[Extracted data entries]
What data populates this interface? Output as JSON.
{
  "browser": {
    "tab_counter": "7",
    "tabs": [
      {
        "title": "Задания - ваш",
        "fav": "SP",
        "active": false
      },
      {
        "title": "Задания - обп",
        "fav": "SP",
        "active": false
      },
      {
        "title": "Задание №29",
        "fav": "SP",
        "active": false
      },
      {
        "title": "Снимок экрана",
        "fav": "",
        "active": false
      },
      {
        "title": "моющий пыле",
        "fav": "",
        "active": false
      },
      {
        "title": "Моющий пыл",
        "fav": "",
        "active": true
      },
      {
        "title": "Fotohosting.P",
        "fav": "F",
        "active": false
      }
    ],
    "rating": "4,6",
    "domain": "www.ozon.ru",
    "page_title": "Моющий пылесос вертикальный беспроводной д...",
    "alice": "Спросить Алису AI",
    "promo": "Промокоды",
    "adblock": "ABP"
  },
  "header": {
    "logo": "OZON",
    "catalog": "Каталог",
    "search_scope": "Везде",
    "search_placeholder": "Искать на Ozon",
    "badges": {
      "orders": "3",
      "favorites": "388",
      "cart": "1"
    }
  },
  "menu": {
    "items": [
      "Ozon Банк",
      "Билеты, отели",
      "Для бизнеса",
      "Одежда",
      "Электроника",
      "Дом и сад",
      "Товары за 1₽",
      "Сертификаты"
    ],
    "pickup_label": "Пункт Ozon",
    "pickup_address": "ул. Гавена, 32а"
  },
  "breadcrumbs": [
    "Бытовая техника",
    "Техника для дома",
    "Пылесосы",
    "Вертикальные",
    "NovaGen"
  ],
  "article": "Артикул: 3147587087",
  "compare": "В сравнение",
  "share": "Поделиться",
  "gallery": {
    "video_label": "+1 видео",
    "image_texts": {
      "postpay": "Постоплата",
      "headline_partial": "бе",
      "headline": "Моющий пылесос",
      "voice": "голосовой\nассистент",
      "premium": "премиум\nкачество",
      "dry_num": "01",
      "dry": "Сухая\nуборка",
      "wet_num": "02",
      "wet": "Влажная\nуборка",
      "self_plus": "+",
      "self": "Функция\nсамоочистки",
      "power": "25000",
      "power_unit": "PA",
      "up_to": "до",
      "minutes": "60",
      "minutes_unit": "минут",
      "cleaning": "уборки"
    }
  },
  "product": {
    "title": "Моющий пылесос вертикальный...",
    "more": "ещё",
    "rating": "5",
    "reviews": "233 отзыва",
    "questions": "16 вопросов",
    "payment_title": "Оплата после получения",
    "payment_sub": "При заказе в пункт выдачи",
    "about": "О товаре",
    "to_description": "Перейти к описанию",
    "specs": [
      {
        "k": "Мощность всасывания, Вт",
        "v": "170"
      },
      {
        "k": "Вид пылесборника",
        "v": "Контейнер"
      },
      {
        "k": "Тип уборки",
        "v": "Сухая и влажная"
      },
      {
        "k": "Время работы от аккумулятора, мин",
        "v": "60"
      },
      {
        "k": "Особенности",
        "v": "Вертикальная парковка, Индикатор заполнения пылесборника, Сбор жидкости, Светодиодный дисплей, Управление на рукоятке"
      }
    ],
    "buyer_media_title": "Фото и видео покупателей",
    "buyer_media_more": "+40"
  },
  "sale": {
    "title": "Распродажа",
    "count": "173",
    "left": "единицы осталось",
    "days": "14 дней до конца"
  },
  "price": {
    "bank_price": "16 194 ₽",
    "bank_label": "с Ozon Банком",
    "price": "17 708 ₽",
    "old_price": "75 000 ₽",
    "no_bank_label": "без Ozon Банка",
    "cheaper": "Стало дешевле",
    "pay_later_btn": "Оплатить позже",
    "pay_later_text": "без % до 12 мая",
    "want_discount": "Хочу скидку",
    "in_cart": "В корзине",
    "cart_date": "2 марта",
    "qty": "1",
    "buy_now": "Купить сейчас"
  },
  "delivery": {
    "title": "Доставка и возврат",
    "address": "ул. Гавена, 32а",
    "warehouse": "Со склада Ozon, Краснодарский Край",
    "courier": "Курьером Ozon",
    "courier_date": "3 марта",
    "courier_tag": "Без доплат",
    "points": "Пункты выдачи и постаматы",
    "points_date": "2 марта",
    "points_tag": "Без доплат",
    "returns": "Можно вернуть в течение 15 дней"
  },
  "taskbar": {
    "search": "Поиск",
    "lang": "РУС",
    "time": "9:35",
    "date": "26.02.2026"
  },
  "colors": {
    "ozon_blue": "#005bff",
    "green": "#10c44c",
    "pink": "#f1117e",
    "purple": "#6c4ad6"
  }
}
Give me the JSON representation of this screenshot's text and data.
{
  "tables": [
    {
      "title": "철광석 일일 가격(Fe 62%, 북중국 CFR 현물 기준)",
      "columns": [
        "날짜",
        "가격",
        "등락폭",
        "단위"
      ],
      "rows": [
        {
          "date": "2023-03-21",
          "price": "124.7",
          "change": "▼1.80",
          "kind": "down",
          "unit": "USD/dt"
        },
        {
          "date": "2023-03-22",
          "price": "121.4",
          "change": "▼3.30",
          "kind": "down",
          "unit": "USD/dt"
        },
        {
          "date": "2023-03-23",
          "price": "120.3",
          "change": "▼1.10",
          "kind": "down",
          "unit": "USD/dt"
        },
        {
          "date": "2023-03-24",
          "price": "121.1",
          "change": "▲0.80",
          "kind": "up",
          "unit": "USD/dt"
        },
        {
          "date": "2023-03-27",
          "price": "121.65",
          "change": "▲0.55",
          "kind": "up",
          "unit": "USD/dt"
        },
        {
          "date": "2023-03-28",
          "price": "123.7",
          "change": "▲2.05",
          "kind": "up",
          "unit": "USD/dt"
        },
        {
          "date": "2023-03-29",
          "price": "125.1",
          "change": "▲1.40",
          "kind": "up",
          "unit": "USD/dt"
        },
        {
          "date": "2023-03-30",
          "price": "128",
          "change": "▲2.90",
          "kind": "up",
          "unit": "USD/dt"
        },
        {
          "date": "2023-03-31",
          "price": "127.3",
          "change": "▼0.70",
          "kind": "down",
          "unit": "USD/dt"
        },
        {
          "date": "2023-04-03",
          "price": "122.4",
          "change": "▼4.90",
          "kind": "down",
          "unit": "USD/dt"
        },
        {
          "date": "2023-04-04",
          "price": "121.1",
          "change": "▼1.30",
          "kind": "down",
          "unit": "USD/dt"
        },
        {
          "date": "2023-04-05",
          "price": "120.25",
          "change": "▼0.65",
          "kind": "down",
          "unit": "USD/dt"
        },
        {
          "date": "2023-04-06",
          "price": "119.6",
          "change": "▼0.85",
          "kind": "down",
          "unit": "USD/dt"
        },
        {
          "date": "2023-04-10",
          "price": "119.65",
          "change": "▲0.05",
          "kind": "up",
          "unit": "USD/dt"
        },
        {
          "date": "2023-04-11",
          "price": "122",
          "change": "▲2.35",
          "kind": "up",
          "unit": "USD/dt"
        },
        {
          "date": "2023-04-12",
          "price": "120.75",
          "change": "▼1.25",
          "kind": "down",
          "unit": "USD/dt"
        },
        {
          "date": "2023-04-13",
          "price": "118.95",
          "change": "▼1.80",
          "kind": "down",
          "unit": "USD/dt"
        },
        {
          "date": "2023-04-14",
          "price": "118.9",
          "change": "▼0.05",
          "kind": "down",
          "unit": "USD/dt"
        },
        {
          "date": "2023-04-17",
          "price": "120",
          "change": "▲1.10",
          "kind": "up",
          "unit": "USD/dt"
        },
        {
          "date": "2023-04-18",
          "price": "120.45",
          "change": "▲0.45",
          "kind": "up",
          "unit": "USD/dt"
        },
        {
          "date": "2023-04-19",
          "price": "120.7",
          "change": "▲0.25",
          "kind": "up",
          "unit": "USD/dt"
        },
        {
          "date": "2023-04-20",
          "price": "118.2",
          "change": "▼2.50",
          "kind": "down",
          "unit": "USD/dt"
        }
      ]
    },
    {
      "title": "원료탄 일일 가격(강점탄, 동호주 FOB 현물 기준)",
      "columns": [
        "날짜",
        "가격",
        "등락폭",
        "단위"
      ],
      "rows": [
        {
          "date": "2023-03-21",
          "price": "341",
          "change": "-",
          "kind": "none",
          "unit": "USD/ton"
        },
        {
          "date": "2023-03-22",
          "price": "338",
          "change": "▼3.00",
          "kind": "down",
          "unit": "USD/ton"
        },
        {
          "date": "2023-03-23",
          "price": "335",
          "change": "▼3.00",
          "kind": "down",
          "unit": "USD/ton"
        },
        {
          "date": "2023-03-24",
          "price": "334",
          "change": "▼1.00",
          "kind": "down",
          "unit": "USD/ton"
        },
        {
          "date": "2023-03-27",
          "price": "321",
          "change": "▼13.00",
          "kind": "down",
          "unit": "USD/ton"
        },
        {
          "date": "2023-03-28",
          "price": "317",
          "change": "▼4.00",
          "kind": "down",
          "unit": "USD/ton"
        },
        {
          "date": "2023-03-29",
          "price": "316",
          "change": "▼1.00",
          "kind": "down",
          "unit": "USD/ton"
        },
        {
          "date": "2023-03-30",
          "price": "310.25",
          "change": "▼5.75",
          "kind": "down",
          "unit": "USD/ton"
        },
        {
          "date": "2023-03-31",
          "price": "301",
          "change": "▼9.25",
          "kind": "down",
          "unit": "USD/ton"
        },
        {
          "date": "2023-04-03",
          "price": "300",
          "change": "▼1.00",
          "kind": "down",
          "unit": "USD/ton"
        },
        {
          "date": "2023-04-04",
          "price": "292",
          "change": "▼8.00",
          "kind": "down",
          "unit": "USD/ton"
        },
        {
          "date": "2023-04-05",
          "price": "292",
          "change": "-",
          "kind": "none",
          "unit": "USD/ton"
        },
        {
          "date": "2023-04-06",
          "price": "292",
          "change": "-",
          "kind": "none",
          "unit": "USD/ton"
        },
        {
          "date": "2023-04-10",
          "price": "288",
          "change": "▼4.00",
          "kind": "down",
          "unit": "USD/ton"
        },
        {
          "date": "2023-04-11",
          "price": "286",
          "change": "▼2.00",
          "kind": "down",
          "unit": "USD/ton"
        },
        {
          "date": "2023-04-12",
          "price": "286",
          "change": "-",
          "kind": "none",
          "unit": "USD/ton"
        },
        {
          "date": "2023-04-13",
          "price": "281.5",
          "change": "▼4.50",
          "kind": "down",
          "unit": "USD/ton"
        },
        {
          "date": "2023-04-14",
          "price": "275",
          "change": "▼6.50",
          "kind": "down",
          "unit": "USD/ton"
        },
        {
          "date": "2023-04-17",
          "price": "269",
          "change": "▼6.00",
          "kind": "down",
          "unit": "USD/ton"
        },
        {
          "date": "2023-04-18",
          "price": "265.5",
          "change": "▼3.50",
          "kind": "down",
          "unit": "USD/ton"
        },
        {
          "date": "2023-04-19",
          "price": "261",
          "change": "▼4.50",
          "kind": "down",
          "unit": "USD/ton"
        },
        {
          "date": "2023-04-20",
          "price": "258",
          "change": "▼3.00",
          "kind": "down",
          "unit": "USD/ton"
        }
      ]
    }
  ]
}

**Exercise brief**
Say how many lines have the string "JSON" in them, offering no words beyond the number.

**Exercise response**
2